WORK REQUIRED -> Without the pictures, print each of the records below exactly as it appears.

RECORD LIST ->
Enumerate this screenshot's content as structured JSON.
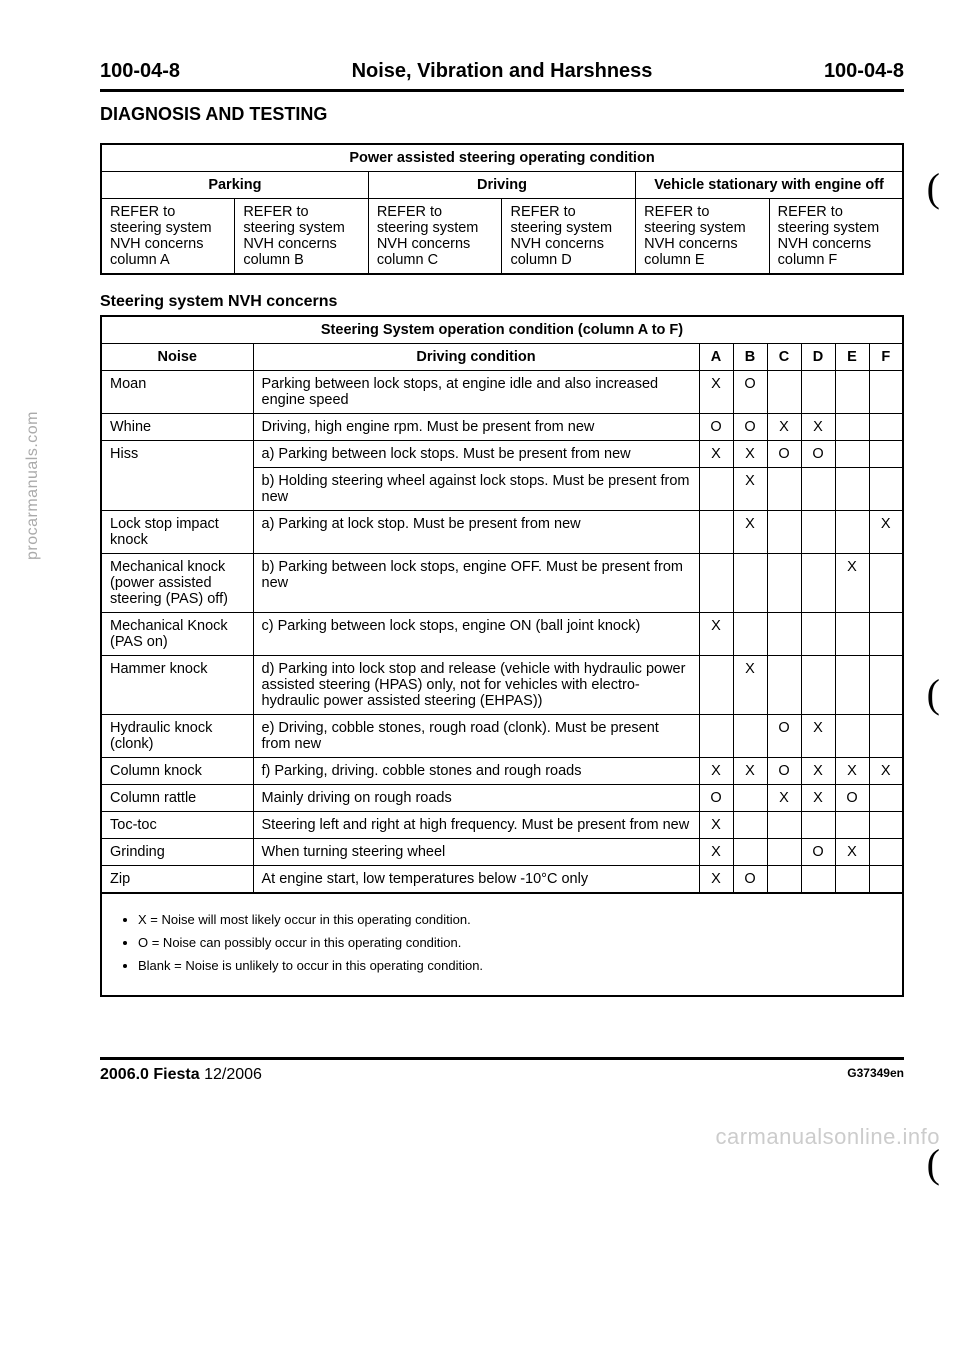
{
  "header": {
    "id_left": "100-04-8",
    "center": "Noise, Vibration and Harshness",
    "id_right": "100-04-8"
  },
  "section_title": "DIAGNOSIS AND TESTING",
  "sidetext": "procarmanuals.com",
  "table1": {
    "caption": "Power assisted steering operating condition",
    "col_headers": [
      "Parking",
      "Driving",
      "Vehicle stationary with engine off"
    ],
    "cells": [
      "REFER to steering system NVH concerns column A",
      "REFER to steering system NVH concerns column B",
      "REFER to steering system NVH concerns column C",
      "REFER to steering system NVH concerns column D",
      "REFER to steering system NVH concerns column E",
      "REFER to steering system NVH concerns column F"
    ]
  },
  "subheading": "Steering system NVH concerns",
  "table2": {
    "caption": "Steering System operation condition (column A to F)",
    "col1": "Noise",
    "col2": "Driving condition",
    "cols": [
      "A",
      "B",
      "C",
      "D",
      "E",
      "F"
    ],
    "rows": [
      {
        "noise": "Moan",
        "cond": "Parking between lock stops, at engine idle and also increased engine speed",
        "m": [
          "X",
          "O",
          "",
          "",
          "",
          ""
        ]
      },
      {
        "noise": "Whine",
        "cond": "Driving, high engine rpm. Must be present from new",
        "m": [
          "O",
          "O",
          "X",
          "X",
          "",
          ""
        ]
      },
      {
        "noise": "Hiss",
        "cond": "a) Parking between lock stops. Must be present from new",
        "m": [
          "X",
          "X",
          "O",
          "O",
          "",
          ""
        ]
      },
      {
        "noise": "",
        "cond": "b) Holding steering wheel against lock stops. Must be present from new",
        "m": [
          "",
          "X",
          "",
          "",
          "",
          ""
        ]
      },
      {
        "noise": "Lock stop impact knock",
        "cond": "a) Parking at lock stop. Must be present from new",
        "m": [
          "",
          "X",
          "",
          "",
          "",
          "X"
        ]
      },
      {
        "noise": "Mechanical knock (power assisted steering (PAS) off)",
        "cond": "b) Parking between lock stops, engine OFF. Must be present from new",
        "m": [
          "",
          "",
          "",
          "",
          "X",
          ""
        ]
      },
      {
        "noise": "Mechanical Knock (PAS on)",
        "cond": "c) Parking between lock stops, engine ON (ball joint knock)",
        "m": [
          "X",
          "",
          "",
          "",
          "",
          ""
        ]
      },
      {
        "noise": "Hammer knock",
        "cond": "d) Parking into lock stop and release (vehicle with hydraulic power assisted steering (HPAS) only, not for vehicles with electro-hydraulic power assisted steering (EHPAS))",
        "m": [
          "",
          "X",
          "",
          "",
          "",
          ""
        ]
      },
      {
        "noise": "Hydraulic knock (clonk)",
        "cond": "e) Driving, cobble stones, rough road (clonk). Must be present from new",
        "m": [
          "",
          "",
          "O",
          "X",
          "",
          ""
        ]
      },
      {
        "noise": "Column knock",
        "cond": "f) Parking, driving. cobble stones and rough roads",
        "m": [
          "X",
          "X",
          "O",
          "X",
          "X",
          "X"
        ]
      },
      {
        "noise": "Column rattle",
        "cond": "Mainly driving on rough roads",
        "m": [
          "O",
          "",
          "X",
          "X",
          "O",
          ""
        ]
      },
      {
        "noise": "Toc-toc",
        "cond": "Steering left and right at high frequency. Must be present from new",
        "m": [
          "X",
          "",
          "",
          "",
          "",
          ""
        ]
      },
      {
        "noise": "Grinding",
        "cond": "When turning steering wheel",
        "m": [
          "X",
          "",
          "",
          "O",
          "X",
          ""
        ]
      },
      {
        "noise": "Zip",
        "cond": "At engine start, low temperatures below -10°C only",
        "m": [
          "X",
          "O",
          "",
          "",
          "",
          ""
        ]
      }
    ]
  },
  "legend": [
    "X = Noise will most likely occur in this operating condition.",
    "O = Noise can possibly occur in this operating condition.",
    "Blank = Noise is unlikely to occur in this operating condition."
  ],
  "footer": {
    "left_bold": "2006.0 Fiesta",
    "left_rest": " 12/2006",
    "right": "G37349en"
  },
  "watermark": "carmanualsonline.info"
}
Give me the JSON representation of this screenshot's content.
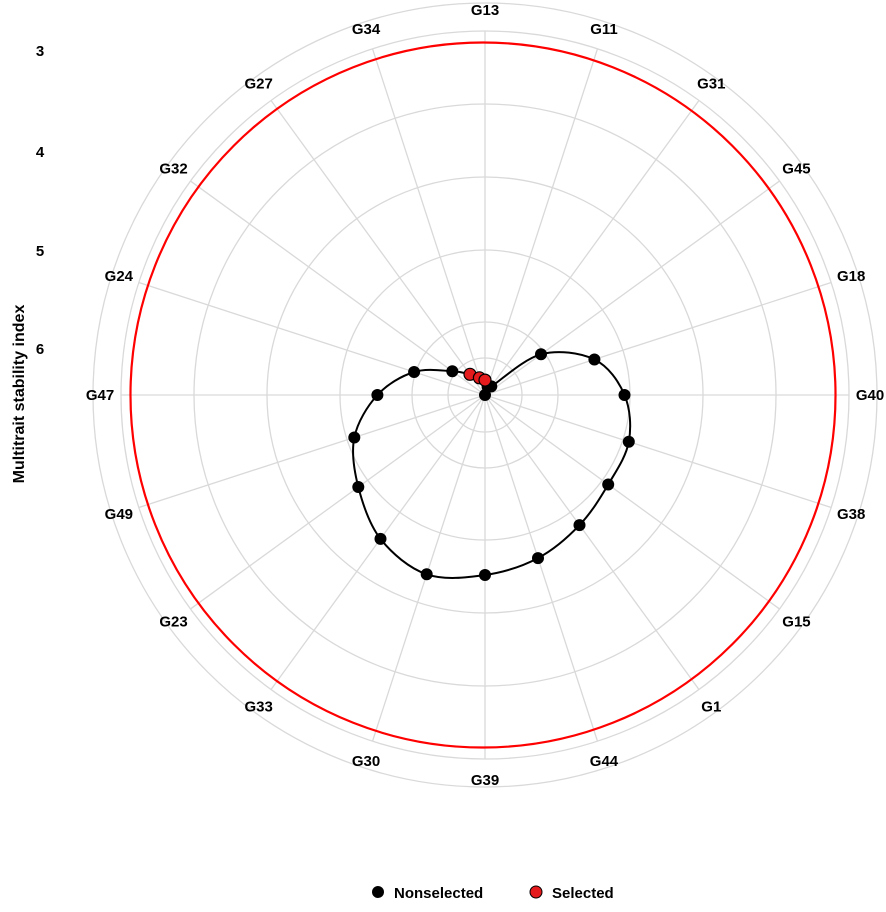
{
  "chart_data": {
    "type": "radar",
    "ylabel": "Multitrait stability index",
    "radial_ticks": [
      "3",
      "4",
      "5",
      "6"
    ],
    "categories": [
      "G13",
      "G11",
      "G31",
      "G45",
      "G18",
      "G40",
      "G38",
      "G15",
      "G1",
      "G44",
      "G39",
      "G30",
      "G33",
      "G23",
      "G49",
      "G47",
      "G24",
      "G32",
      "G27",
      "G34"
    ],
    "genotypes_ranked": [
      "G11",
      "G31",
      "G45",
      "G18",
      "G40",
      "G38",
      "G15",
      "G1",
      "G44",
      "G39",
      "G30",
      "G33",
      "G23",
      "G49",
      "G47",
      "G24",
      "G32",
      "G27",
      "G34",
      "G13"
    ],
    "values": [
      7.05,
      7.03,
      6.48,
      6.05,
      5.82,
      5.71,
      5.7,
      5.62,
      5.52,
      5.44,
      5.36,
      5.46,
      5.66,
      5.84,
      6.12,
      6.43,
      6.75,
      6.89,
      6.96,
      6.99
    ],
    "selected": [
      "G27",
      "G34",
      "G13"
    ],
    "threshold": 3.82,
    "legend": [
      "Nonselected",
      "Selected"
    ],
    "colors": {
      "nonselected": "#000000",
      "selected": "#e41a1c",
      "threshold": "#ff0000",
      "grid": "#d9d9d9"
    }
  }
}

SOLUTION ->
Enumerate this screenshot's content as structured JSON.
{
  "header": {
    "id_left": "100-04-8",
    "center": "Noise, Vibration and Harshness",
    "id_right": "100-04-8"
  },
  "section_title": "DIAGNOSIS AND TESTING",
  "sidetext": "procarmanuals.com",
  "table1": {
    "caption": "Power assisted steering operating condition",
    "col_headers": [
      "Parking",
      "Driving",
      "Vehicle stationary with engine off"
    ],
    "cells": [
      "REFER to steering system NVH concerns column A",
      "REFER to steering system NVH concerns column B",
      "REFER to steering system NVH concerns column C",
      "REFER to steering system NVH concerns column D",
      "REFER to steering system NVH concerns column E",
      "REFER to steering system NVH concerns column F"
    ]
  },
  "subheading": "Steering system NVH concerns",
  "table2": {
    "caption": "Steering System operation condition (column A to F)",
    "col1": "Noise",
    "col2": "Driving condition",
    "cols": [
      "A",
      "B",
      "C",
      "D",
      "E",
      "F"
    ],
    "rows": [
      {
        "noise": "Moan",
        "cond": "Parking between lock stops, at engine idle and also increased engine speed",
        "m": [
          "X",
          "O",
          "",
          "",
          "",
          ""
        ]
      },
      {
        "noise": "Whine",
        "cond": "Driving, high engine rpm. Must be present from new",
        "m": [
          "O",
          "O",
          "X",
          "X",
          "",
          ""
        ]
      },
      {
        "noise": "Hiss",
        "cond": "a) Parking between lock stops. Must be present from new",
        "m": [
          "X",
          "X",
          "O",
          "O",
          "",
          ""
        ]
      },
      {
        "noise": "",
        "cond": "b) Holding steering wheel against lock stops. Must be present from new",
        "m": [
          "",
          "X",
          "",
          "",
          "",
          ""
        ]
      },
      {
        "noise": "Lock stop impact knock",
        "cond": "a) Parking at lock stop. Must be present from new",
        "m": [
          "",
          "X",
          "",
          "",
          "",
          "X"
        ]
      },
      {
        "noise": "Mechanical knock (power assisted steering (PAS) off)",
        "cond": "b) Parking between lock stops, engine OFF. Must be present from new",
        "m": [
          "",
          "",
          "",
          "",
          "X",
          ""
        ]
      },
      {
        "noise": "Mechanical Knock (PAS on)",
        "cond": "c) Parking between lock stops, engine ON (ball joint knock)",
        "m": [
          "X",
          "",
          "",
          "",
          "",
          ""
        ]
      },
      {
        "noise": "Hammer knock",
        "cond": "d) Parking into lock stop and release (vehicle with hydraulic power assisted steering (HPAS) only, not for vehicles with electro-hydraulic power assisted steering (EHPAS))",
        "m": [
          "",
          "X",
          "",
          "",
          "",
          ""
        ]
      },
      {
        "noise": "Hydraulic knock (clonk)",
        "cond": "e) Driving, cobble stones, rough road (clonk). Must be present from new",
        "m": [
          "",
          "",
          "O",
          "X",
          "",
          ""
        ]
      },
      {
        "noise": "Column knock",
        "cond": "f) Parking, driving. cobble stones and rough roads",
        "m": [
          "X",
          "X",
          "O",
          "X",
          "X",
          "X"
        ]
      },
      {
        "noise": "Column rattle",
        "cond": "Mainly driving on rough roads",
        "m": [
          "O",
          "",
          "X",
          "X",
          "O",
          ""
        ]
      },
      {
        "noise": "Toc-toc",
        "cond": "Steering left and right at high frequency. Must be present from new",
        "m": [
          "X",
          "",
          "",
          "",
          "",
          ""
        ]
      },
      {
        "noise": "Grinding",
        "cond": "When turning steering wheel",
        "m": [
          "X",
          "",
          "",
          "O",
          "X",
          ""
        ]
      },
      {
        "noise": "Zip",
        "cond": "At engine start, low temperatures below -10°C only",
        "m": [
          "X",
          "O",
          "",
          "",
          "",
          ""
        ]
      }
    ]
  },
  "legend": [
    "X = Noise will most likely occur in this operating condition.",
    "O = Noise can possibly occur in this operating condition.",
    "Blank = Noise is unlikely to occur in this operating condition."
  ],
  "footer": {
    "left_bold": "2006.0 Fiesta",
    "left_rest": " 12/2006",
    "right": "G37349en"
  },
  "watermark": "carmanualsonline.info"
}
Give me the JSON representation of this screenshot's content.
{
  "chart_data": {
    "type": "radar",
    "ylabel": "Multitrait stability index",
    "radial_ticks": [
      "3",
      "4",
      "5",
      "6"
    ],
    "categories": [
      "G13",
      "G11",
      "G31",
      "G45",
      "G18",
      "G40",
      "G38",
      "G15",
      "G1",
      "G44",
      "G39",
      "G30",
      "G33",
      "G23",
      "G49",
      "G47",
      "G24",
      "G32",
      "G27",
      "G34"
    ],
    "genotypes_ranked": [
      "G11",
      "G31",
      "G45",
      "G18",
      "G40",
      "G38",
      "G15",
      "G1",
      "G44",
      "G39",
      "G30",
      "G33",
      "G23",
      "G49",
      "G47",
      "G24",
      "G32",
      "G27",
      "G34",
      "G13"
    ],
    "values": [
      7.05,
      7.03,
      6.48,
      6.05,
      5.82,
      5.71,
      5.7,
      5.62,
      5.52,
      5.44,
      5.36,
      5.46,
      5.66,
      5.84,
      6.12,
      6.43,
      6.75,
      6.89,
      6.96,
      6.99
    ],
    "selected": [
      "G27",
      "G34",
      "G13"
    ],
    "threshold": 3.82,
    "legend": [
      "Nonselected",
      "Selected"
    ],
    "colors": {
      "nonselected": "#000000",
      "selected": "#e41a1c",
      "threshold": "#ff0000",
      "grid": "#d9d9d9"
    }
  }
}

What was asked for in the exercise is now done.